(Extracted data entries)
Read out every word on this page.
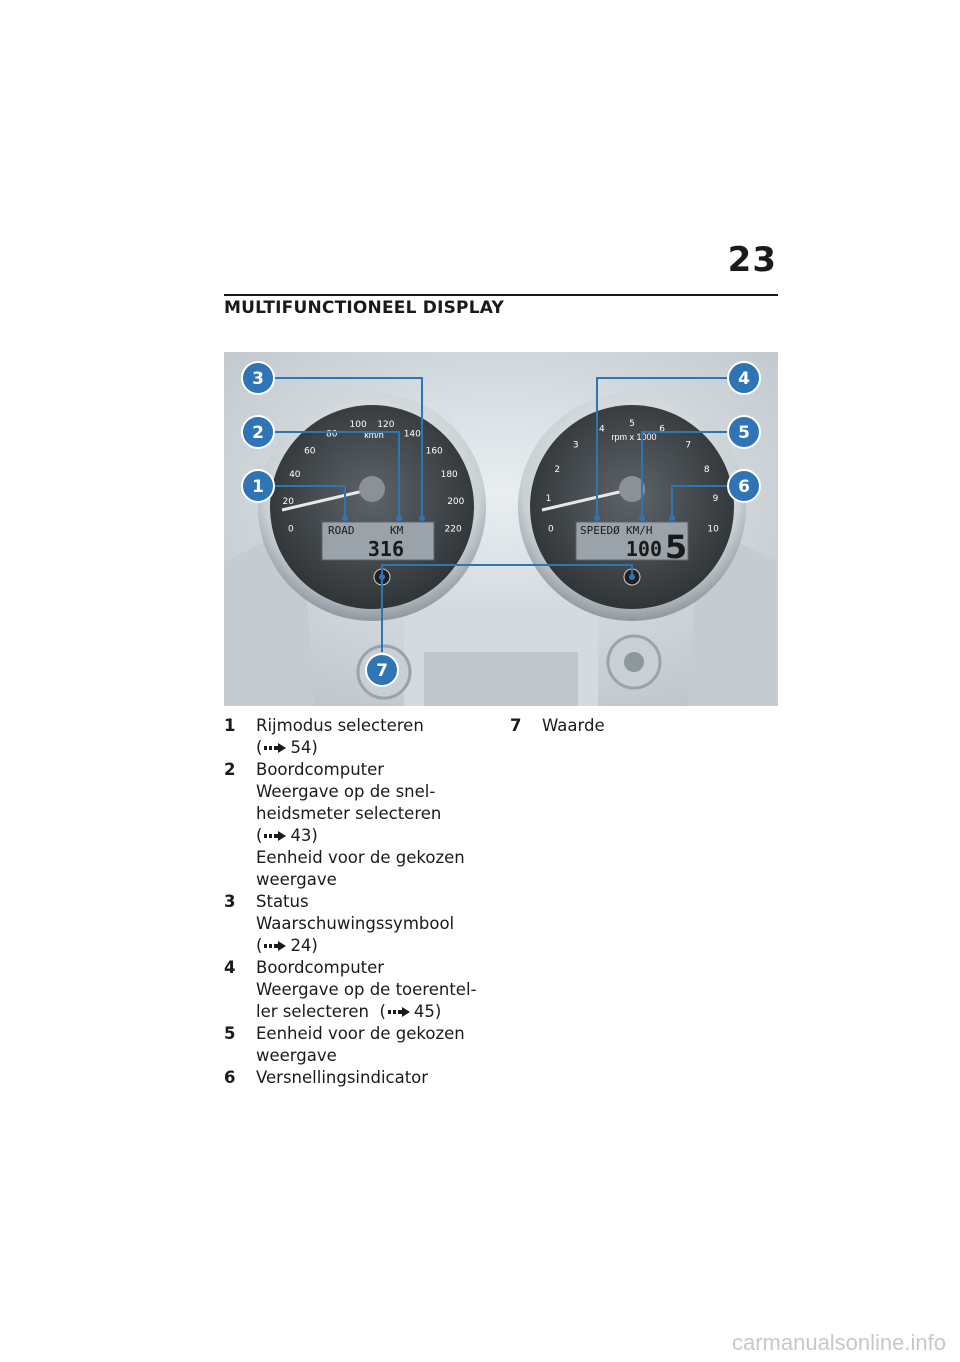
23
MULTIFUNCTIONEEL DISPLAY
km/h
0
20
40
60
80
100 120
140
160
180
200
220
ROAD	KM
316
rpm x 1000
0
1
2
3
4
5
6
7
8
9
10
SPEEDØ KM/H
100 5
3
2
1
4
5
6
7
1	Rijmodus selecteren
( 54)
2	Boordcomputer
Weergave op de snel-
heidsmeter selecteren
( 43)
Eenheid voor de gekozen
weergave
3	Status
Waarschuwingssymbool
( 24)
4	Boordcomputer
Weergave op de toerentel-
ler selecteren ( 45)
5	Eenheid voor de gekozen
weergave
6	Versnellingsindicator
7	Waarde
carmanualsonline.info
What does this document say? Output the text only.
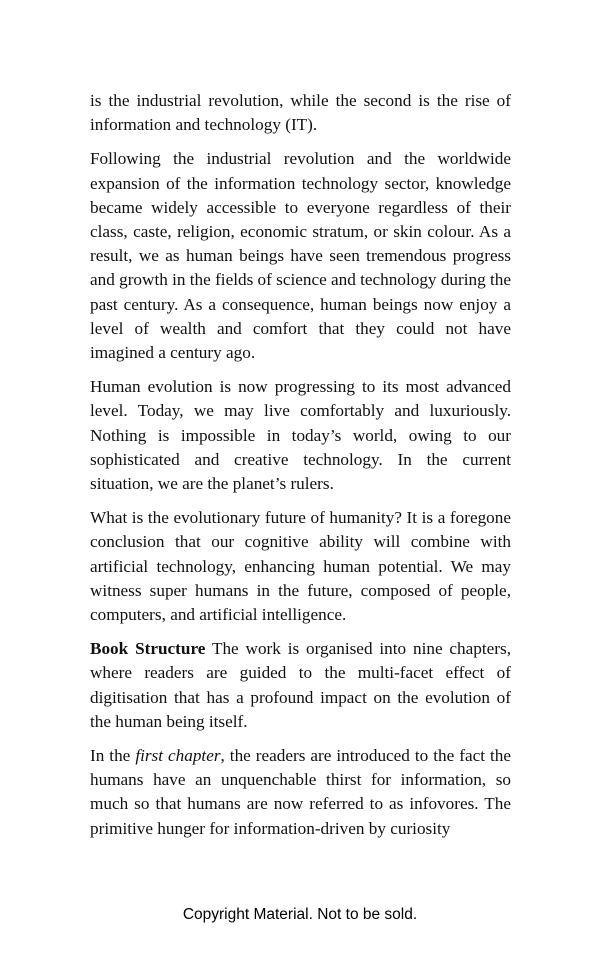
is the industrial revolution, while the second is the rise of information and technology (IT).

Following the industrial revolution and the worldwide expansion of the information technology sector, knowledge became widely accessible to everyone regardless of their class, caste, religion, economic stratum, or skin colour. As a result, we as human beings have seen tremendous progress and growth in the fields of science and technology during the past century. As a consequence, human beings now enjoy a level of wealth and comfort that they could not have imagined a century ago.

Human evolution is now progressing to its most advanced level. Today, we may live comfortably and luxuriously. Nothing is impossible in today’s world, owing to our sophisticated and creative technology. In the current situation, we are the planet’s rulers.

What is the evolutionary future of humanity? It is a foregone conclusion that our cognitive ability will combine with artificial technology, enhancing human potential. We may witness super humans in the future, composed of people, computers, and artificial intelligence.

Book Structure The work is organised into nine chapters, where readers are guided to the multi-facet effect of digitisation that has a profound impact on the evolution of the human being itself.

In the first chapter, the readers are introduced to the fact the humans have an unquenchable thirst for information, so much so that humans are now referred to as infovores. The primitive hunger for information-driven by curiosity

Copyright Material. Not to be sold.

◆ Aim
Do not include the images; transcribe the rest of the listing exactly.

◆ The response
Read out every word on this page.
23
MULTIFUNCTIONEEL DISPLAY
km/h
0
20
40
60
80
100 120
140
160
180
200
220
ROAD	KM
316
rpm x 1000
0
1
2
3
4
5
6
7
8
9
10
SPEEDØ KM/H
100 5
3
2
1
4
5
6
7
1	Rijmodus selecteren
( 54)
2	Boordcomputer
Weergave op de snel-
heidsmeter selecteren
( 43)
Eenheid voor de gekozen
weergave
3	Status
Waarschuwingssymbool
( 24)
4	Boordcomputer
Weergave op de toerentel-
ler selecteren ( 45)
5	Eenheid voor de gekozen
weergave
6	Versnellingsindicator
7	Waarde
carmanualsonline.info
What does this document say? Output the text only.
is the industrial revolution, while the second is the rise of information and technology (IT).

Following the industrial revolution and the worldwide expansion of the information technology sector, knowledge became widely accessible to everyone regardless of their class, caste, religion, economic stratum, or skin colour. As a result, we as human beings have seen tremendous progress and growth in the fields of science and technology during the past century. As a consequence, human beings now enjoy a level of wealth and comfort that they could not have imagined a century ago.

Human evolution is now progressing to its most advanced level. Today, we may live comfortably and luxuriously. Nothing is impossible in today’s world, owing to our sophisticated and creative technology. In the current situation, we are the planet’s rulers.

What is the evolutionary future of humanity? It is a foregone conclusion that our cognitive ability will combine with artificial technology, enhancing human potential. We may witness super humans in the future, composed of people, computers, and artificial intelligence.

Book Structure The work is organised into nine chapters, where readers are guided to the multi-facet effect of digitisation that has a profound impact on the evolution of the human being itself.

In the first chapter, the readers are introduced to the fact the humans have an unquenchable thirst for information, so much so that humans are now referred to as infovores. The primitive hunger for information-driven by curiosity

Copyright Material. Not to be sold.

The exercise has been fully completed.